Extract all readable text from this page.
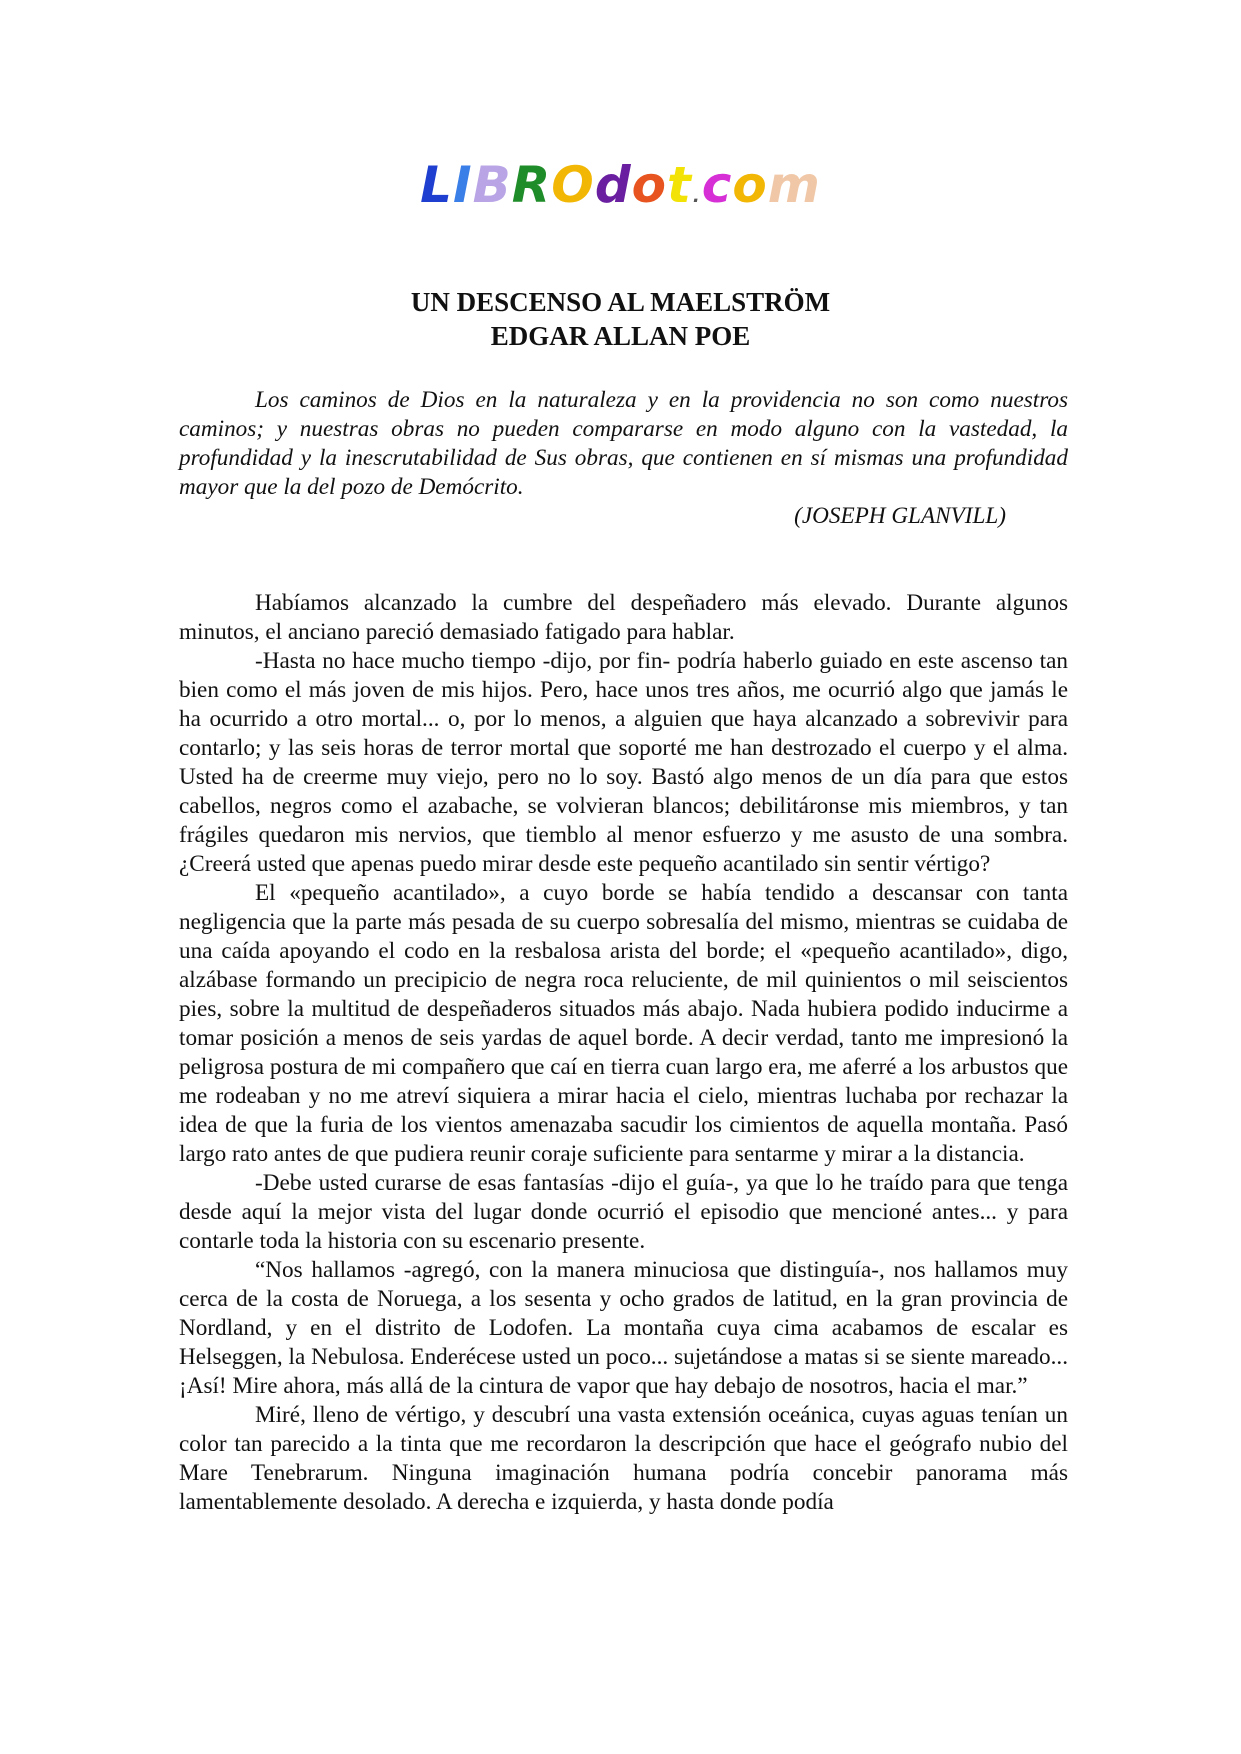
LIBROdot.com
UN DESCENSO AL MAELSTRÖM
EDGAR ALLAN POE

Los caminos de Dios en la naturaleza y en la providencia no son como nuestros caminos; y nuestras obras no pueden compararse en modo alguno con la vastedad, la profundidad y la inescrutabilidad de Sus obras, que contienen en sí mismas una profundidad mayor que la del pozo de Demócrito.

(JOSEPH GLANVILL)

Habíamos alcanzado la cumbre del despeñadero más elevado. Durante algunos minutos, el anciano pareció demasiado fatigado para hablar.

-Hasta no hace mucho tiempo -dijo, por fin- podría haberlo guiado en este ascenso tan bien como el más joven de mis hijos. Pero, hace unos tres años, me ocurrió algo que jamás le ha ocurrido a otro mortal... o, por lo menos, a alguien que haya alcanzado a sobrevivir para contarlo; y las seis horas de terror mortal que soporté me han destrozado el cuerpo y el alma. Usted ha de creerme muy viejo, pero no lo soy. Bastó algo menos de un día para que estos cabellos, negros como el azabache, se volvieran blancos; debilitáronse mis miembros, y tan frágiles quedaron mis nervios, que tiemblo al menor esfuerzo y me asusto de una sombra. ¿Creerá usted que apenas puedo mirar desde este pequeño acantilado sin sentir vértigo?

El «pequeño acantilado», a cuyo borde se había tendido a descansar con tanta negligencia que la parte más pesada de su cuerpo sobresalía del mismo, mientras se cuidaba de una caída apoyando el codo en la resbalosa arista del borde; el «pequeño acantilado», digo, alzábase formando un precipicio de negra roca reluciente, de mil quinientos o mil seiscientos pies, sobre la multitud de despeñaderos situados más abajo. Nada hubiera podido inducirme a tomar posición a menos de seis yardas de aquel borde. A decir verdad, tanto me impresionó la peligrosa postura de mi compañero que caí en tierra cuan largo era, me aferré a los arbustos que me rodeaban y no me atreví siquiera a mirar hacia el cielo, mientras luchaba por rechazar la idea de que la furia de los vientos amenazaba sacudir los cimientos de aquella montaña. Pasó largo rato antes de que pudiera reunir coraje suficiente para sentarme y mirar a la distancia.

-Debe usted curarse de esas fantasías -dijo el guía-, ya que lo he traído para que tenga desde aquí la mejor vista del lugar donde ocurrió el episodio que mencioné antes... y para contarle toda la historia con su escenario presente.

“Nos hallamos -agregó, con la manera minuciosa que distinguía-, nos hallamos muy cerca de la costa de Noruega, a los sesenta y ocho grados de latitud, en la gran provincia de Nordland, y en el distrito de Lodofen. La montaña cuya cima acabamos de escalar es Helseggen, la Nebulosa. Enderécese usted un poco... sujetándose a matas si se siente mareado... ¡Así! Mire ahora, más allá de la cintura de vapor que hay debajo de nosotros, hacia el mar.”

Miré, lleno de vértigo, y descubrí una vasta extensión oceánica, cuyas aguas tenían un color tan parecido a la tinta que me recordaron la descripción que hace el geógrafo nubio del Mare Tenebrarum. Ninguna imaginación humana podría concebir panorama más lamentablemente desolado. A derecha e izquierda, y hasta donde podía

========================================================================

(Task instructions) How many lines in the records above hold the word "donde"? Give only the number.

(Worked answer) 2